_Supplied material_
____

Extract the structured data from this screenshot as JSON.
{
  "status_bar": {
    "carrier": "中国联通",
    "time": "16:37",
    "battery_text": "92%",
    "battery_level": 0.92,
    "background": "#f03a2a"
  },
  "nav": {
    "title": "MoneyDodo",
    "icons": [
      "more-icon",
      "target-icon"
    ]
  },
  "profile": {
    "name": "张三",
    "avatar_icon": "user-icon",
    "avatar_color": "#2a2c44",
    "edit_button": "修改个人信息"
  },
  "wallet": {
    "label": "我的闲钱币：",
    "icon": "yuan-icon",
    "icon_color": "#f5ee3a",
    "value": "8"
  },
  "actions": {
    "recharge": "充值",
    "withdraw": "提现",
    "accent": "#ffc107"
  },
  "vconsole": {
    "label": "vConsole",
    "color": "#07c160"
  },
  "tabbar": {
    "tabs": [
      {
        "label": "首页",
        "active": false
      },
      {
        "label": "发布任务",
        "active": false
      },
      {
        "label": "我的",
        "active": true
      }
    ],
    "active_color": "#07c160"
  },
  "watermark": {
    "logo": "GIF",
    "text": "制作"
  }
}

____

_Problem requirements_
Using the records above, find and show each line with the string "label".

_Task response_
    "label": "我的闲钱币：",
    "label": "vConsole",
        "label": "首页",
        "label": "发布任务",
        "label": "我的",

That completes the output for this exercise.